### TASK GOAL
Copy the entries word for word, starting from the first line and ending with the line containing "Bar [69,314,94,370]", that line included.

### DATA FOR THIS EXERCISE
"""

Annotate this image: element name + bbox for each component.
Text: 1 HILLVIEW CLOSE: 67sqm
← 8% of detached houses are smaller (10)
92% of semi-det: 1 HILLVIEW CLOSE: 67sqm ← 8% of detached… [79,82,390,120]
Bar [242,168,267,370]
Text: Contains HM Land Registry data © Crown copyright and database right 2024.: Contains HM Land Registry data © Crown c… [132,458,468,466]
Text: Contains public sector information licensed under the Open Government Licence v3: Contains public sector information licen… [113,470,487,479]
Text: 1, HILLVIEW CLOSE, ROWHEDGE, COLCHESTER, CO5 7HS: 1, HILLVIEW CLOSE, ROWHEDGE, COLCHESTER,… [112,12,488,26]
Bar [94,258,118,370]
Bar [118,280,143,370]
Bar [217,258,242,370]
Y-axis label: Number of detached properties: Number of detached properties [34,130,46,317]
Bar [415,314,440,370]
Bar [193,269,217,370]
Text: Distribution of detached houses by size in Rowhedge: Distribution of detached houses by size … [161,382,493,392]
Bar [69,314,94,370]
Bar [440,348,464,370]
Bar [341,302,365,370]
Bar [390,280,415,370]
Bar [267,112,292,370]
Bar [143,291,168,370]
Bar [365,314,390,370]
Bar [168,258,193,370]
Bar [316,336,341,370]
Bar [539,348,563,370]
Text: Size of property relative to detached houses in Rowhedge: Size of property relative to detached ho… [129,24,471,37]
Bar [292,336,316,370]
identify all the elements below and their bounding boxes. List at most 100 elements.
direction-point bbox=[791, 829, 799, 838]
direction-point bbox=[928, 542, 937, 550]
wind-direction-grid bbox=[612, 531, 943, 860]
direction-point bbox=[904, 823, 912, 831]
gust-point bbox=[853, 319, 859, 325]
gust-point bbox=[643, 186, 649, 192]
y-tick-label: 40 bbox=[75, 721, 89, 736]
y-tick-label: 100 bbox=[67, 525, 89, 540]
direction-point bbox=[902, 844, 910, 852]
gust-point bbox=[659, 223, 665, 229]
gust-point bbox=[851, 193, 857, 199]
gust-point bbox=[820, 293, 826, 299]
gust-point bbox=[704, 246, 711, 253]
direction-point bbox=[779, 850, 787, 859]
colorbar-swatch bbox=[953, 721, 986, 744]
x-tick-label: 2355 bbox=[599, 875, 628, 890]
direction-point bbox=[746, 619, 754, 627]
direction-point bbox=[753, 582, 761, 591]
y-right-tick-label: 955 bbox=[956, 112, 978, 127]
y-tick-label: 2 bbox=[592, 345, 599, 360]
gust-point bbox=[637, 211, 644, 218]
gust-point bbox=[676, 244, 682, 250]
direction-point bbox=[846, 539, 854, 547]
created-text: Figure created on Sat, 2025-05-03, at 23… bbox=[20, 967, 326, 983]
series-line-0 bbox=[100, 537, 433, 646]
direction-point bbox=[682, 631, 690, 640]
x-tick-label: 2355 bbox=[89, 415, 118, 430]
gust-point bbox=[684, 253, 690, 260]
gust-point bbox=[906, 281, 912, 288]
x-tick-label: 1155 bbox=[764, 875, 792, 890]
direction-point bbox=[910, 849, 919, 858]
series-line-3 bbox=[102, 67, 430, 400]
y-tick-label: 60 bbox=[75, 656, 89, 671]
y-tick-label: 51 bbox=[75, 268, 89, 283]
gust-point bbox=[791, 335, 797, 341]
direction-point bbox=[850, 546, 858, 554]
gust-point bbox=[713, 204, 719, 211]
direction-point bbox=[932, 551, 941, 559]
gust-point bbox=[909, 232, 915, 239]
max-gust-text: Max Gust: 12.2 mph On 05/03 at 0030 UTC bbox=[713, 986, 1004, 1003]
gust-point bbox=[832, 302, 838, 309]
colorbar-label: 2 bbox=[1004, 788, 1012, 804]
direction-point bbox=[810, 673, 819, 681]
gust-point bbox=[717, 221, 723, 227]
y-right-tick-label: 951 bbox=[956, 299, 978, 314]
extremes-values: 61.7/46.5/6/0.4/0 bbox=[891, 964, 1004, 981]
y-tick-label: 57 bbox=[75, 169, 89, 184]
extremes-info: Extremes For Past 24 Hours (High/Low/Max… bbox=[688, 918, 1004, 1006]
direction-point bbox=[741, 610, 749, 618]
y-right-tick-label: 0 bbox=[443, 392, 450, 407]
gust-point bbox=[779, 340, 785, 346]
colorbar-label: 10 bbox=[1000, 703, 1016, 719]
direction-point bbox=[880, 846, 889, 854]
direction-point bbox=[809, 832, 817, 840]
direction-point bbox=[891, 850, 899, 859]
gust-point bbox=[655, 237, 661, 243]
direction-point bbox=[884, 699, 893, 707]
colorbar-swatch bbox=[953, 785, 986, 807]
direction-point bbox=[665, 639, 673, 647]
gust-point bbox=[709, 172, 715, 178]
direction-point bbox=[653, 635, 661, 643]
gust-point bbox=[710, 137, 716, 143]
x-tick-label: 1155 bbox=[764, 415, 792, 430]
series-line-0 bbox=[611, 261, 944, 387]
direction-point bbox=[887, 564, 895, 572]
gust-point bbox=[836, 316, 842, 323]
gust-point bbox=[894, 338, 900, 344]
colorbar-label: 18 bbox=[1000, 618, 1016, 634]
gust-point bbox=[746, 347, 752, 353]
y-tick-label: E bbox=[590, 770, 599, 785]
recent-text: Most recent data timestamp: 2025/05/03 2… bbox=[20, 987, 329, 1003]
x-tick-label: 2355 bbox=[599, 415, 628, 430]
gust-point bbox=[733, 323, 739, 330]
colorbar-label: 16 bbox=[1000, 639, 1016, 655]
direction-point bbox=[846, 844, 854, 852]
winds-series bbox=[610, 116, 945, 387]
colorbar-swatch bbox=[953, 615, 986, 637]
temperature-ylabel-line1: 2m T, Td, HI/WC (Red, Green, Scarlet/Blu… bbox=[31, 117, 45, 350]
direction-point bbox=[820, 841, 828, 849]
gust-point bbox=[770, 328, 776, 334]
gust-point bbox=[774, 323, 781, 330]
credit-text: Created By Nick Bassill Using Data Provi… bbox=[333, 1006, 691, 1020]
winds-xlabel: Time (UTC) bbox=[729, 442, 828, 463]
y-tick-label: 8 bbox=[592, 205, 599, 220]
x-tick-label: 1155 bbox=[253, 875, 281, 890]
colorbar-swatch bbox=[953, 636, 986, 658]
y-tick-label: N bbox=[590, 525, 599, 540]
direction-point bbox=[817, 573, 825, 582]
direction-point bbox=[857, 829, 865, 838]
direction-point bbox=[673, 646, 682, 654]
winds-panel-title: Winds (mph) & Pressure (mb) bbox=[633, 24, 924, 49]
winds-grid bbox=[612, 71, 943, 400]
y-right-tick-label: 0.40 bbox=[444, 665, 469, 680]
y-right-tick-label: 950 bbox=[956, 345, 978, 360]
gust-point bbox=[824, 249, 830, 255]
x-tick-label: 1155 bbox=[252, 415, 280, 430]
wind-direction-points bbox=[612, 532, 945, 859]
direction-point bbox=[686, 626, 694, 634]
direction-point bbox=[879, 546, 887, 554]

"""

### REPLY TO THE EXERCISE
Annotate this image: element name + bbox for each component.
Text: 1 HILLVIEW CLOSE: 67sqm
← 8% of detached houses are smaller (10)
92% of semi-det: 1 HILLVIEW CLOSE: 67sqm ← 8% of detached… [79,82,390,120]
Bar [242,168,267,370]
Text: Contains HM Land Registry data © Crown copyright and database right 2024.: Contains HM Land Registry data © Crown c… [132,458,468,466]
Text: Contains public sector information licensed under the Open Government Licence v3: Contains public sector information licen… [113,470,487,479]
Text: 1, HILLVIEW CLOSE, ROWHEDGE, COLCHESTER, CO5 7HS: 1, HILLVIEW CLOSE, ROWHEDGE, COLCHESTER,… [112,12,488,26]
Bar [94,258,118,370]
Bar [118,280,143,370]
Bar [217,258,242,370]
Y-axis label: Number of detached properties: Number of detached properties [34,130,46,317]
Bar [415,314,440,370]
Bar [193,269,217,370]
Text: Distribution of detached houses by size in Rowhedge: Distribution of detached houses by size … [161,382,493,392]
Bar [69,314,94,370]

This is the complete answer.